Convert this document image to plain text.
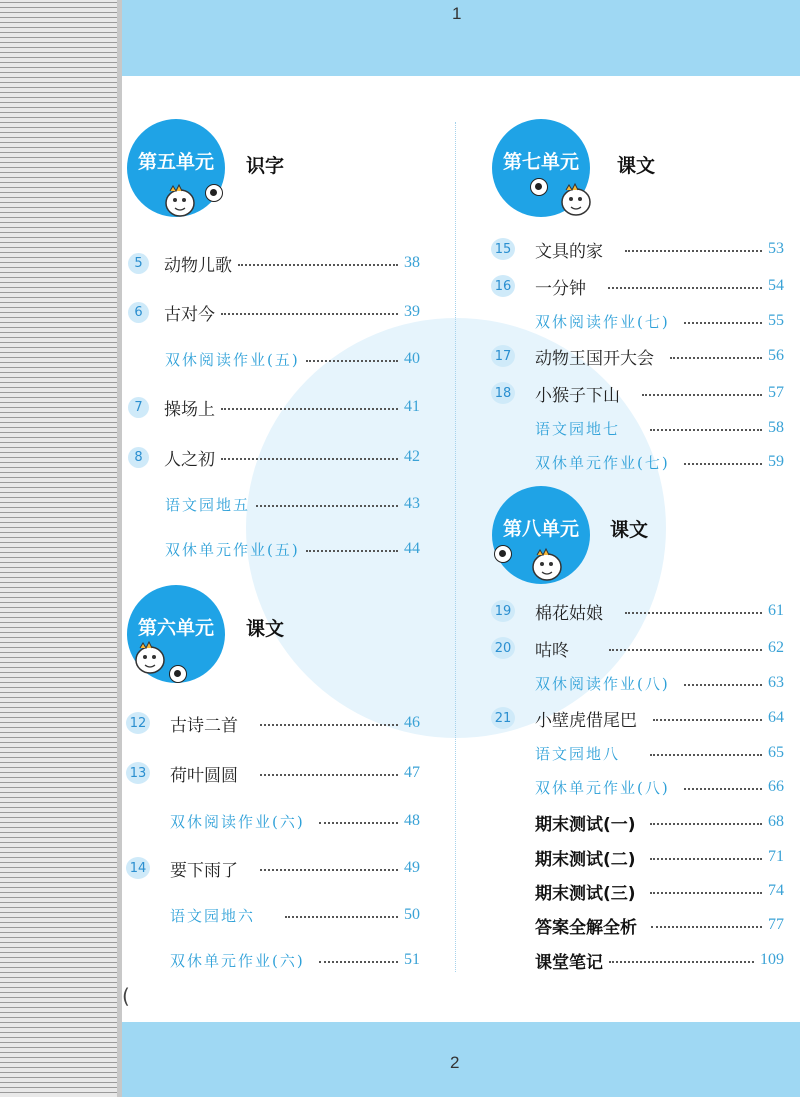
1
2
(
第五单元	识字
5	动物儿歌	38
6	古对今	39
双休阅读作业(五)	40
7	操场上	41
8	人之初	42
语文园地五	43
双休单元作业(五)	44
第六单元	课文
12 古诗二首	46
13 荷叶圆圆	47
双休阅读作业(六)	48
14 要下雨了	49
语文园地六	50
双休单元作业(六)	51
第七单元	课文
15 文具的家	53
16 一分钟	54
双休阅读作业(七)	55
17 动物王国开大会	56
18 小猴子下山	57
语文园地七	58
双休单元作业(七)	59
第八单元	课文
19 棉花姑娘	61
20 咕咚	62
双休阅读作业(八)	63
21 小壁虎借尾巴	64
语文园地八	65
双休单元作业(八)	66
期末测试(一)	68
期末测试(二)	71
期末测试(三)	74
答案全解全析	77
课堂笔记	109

==*==

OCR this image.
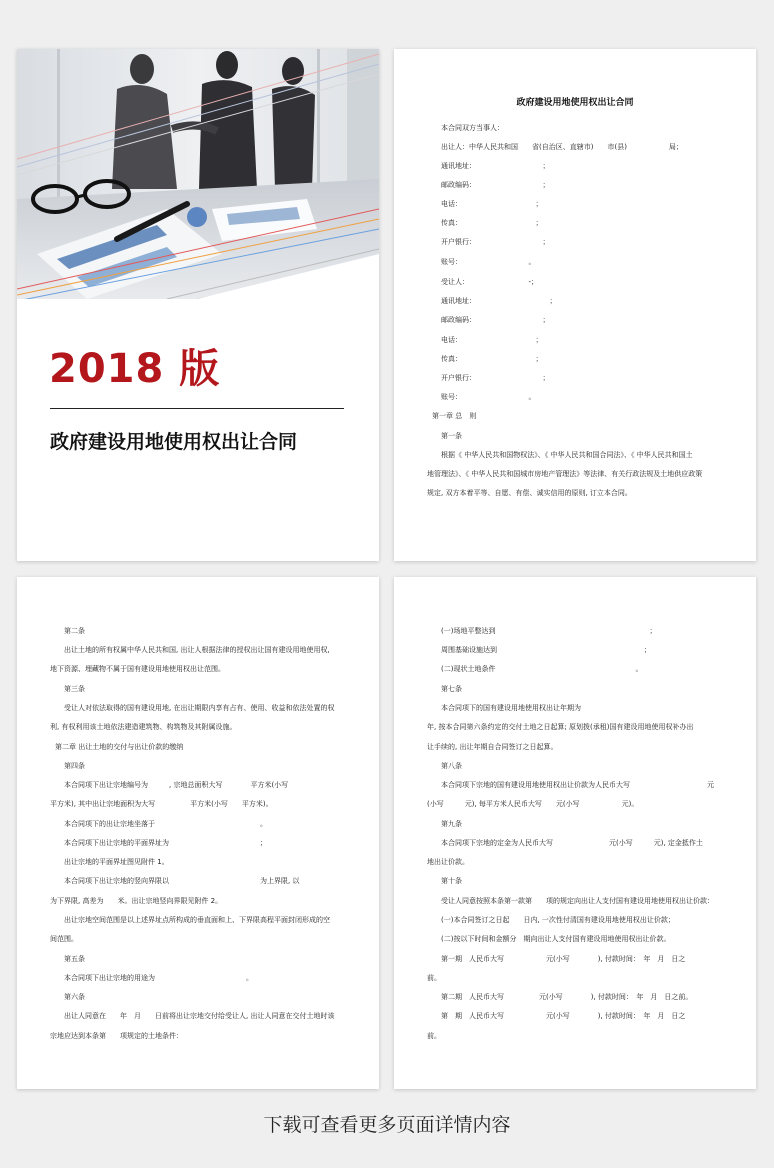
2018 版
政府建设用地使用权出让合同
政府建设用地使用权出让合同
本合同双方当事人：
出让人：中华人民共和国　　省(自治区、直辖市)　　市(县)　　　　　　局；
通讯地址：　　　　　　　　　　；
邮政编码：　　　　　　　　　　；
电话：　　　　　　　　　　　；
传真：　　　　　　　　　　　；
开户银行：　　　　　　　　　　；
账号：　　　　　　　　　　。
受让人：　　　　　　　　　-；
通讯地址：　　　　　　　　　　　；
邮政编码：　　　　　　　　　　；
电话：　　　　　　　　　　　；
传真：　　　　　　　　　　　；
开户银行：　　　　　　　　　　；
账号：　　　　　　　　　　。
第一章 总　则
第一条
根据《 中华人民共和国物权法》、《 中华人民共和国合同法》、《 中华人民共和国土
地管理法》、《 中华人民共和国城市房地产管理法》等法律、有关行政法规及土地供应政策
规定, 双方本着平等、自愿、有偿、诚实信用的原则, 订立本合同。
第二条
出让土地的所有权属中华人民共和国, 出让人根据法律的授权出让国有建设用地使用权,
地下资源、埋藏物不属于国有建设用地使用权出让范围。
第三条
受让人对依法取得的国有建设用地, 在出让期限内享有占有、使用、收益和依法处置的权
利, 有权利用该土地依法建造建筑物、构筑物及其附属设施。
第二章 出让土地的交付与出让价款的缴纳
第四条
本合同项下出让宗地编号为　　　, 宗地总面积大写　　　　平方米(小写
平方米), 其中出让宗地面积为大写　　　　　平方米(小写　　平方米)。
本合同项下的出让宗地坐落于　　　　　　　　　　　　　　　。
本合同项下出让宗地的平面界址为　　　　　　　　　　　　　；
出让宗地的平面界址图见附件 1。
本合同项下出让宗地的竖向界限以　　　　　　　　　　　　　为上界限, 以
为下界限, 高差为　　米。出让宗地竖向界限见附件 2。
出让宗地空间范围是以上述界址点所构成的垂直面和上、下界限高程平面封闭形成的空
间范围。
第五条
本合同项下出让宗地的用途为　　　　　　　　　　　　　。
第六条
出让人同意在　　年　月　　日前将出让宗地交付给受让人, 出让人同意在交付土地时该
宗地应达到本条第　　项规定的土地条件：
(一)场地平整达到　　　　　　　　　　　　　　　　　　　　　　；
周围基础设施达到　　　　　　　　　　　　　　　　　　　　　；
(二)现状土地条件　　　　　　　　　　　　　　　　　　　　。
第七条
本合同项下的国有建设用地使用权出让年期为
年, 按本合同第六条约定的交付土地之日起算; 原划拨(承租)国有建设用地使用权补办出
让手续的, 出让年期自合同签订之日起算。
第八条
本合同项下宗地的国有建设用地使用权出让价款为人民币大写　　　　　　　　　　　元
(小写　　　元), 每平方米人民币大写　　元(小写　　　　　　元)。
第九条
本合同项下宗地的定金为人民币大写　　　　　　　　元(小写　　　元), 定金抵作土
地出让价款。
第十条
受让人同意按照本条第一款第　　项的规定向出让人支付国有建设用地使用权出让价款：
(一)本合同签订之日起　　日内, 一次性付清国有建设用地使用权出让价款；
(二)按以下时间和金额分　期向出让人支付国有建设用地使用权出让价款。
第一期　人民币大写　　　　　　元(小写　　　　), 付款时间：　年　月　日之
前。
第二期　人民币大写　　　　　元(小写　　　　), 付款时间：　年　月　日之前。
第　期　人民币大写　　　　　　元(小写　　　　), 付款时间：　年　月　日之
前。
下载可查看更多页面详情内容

==*==

> GIVEN REQUEST
Pull out each line of the entries that contains "image".

> OUTPUT
Convert this document image to plain text.
OCR this image.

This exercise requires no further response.